[WRITTEN REQUEST] Count every line in the data below where "TradingView" occurs, then state that number and nothing more.

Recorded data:
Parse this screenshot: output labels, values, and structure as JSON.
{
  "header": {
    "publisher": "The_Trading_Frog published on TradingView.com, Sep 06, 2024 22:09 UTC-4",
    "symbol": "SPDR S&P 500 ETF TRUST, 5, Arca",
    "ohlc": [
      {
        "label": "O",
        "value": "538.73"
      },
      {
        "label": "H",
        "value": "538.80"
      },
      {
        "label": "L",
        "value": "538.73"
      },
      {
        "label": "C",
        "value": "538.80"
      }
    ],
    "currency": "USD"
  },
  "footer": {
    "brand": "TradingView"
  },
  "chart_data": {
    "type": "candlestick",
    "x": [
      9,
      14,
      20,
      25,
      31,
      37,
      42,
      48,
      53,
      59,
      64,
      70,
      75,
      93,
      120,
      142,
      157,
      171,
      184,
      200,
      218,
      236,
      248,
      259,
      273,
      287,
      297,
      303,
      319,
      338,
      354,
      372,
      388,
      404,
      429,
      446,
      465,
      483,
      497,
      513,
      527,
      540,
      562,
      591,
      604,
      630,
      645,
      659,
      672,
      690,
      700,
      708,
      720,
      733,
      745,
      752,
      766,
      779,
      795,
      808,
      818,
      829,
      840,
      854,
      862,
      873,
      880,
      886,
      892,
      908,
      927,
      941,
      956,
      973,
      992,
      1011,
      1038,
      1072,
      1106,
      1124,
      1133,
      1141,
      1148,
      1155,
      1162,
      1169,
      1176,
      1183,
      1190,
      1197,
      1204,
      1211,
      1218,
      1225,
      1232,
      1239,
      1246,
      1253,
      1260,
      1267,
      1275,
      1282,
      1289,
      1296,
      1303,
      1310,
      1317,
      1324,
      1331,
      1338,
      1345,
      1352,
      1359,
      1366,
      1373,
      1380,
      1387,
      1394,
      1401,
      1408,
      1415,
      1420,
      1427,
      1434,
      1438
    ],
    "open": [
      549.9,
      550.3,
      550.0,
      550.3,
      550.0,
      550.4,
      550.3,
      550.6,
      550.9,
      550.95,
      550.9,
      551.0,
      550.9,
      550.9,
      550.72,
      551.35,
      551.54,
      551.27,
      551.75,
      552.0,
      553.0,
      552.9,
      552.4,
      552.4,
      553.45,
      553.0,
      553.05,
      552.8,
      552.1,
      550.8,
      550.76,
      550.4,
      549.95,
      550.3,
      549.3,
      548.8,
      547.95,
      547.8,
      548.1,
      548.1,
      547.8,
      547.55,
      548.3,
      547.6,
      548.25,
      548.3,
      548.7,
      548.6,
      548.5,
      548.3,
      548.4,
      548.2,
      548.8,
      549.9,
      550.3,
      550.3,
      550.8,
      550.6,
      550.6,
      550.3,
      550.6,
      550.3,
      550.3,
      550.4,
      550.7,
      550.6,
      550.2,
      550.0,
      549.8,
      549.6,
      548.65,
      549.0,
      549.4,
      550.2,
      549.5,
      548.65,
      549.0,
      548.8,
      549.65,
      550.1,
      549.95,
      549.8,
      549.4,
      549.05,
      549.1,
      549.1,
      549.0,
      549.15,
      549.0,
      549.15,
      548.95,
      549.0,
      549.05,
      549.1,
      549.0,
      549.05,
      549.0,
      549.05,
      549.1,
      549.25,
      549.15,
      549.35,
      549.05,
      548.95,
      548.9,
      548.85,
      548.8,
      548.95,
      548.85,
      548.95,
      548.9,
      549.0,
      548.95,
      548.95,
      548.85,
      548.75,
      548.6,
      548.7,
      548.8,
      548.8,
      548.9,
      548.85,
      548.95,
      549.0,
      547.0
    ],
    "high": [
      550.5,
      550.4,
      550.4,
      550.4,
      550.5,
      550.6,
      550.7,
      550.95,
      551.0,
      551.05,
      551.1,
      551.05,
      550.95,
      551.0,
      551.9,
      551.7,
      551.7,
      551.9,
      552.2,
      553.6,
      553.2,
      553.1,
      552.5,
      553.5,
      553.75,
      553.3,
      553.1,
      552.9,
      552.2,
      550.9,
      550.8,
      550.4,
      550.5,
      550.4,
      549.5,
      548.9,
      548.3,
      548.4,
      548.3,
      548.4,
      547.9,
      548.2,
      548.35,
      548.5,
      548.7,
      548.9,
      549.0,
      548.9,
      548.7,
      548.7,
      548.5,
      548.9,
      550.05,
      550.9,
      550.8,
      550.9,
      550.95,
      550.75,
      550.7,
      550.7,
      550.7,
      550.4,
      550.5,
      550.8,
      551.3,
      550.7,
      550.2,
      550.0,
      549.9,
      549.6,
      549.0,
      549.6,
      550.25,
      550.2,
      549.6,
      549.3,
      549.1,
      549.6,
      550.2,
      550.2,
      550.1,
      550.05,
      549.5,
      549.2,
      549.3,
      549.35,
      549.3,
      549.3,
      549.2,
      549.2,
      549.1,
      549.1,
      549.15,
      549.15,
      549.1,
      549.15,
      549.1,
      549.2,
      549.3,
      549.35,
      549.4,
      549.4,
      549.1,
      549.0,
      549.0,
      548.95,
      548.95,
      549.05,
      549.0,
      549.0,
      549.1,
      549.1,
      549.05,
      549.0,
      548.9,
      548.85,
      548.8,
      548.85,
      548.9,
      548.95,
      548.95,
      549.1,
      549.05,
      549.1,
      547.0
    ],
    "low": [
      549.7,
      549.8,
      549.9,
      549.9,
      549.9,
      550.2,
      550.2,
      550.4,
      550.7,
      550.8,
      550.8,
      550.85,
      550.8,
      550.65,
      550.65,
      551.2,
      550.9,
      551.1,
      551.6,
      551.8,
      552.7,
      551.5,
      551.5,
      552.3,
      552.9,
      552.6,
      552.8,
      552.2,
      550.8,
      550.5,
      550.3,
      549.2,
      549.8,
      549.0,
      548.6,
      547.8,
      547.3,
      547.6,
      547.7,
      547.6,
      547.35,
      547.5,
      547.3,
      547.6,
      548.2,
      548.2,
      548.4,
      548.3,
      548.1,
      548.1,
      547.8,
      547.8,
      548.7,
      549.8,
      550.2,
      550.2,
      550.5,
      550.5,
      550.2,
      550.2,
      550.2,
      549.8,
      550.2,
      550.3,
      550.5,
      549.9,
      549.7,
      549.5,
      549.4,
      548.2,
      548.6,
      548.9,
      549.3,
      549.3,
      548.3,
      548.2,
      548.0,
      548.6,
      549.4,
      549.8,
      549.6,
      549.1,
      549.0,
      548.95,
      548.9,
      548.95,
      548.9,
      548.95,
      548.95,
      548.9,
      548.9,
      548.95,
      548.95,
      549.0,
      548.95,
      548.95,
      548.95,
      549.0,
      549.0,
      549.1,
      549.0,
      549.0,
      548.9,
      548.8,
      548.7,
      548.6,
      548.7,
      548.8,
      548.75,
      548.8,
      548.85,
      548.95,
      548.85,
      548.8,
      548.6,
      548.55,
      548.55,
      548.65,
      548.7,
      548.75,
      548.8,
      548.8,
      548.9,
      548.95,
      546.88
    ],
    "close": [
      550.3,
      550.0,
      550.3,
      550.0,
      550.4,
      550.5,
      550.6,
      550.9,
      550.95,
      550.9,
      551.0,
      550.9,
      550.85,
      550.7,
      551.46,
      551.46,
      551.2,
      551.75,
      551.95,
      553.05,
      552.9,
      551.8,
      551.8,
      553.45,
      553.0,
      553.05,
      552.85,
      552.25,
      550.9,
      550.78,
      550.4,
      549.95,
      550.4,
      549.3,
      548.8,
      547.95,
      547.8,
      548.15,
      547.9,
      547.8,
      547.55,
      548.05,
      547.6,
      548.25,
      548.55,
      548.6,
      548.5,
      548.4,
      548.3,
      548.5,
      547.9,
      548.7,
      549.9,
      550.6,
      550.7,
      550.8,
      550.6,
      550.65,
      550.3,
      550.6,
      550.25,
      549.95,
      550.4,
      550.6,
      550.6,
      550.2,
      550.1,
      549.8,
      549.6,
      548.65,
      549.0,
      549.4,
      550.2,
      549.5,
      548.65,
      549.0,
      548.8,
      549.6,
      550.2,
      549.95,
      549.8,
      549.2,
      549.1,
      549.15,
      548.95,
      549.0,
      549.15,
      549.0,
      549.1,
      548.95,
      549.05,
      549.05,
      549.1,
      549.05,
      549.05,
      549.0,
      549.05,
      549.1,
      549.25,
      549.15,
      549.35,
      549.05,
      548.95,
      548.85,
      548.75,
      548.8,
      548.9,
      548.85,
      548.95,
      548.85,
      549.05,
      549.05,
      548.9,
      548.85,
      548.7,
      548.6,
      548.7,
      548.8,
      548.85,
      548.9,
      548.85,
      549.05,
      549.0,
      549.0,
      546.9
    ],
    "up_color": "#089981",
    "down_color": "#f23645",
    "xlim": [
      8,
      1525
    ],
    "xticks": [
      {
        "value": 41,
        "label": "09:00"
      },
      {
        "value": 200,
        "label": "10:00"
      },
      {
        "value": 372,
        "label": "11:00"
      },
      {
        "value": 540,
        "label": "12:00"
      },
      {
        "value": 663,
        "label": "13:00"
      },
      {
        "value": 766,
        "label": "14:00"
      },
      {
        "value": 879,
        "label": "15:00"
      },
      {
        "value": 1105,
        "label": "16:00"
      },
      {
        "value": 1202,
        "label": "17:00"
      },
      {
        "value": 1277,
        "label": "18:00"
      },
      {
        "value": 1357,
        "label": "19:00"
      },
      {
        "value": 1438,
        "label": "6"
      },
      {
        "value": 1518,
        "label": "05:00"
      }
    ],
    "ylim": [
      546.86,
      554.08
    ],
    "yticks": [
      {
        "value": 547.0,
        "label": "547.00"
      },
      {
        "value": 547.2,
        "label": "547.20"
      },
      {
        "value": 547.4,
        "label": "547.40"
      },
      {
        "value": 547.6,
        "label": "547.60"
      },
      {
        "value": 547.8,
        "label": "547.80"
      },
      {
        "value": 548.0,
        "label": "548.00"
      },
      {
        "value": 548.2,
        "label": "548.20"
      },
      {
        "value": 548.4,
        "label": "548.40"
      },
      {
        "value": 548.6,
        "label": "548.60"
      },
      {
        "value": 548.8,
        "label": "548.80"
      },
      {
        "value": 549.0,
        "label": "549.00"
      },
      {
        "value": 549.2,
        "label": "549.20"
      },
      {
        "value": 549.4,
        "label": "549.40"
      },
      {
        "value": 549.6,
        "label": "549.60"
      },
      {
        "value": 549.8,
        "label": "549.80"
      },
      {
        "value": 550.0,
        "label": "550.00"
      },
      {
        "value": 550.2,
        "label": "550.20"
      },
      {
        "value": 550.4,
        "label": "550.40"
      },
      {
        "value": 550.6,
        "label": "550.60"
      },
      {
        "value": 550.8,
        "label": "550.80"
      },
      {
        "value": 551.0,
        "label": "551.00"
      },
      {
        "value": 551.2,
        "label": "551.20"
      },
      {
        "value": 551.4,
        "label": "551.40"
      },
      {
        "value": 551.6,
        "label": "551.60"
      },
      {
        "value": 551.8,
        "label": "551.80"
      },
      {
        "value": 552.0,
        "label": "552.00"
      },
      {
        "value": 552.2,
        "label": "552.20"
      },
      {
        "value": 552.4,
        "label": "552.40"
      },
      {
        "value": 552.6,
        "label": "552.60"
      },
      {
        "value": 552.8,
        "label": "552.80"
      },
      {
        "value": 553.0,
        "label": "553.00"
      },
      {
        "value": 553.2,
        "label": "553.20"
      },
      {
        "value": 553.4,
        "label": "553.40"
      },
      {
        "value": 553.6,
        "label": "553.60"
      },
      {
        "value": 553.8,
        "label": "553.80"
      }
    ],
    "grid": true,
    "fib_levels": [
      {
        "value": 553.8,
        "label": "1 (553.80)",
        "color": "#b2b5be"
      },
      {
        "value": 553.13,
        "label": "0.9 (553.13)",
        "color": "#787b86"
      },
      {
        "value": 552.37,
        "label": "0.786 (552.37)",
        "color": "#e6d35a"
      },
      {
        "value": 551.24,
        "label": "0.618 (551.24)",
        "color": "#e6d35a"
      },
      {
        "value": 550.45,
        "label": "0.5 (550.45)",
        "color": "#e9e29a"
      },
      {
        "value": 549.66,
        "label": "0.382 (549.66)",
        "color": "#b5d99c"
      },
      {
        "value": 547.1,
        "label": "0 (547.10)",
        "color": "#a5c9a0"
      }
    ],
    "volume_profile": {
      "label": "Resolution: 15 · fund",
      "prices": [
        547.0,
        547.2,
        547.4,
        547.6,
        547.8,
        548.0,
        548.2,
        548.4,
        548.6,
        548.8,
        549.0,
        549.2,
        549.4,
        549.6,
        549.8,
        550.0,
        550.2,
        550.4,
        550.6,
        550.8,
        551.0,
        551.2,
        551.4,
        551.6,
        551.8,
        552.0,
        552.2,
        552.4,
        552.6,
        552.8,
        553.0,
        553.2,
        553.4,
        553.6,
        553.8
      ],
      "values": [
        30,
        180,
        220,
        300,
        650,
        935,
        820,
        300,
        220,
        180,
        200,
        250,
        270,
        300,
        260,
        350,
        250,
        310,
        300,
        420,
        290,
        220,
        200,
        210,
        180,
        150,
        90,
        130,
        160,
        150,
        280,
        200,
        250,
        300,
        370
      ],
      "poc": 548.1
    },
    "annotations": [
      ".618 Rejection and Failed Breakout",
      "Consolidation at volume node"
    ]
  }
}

[RESPONSE TO THE EXERCISE] 2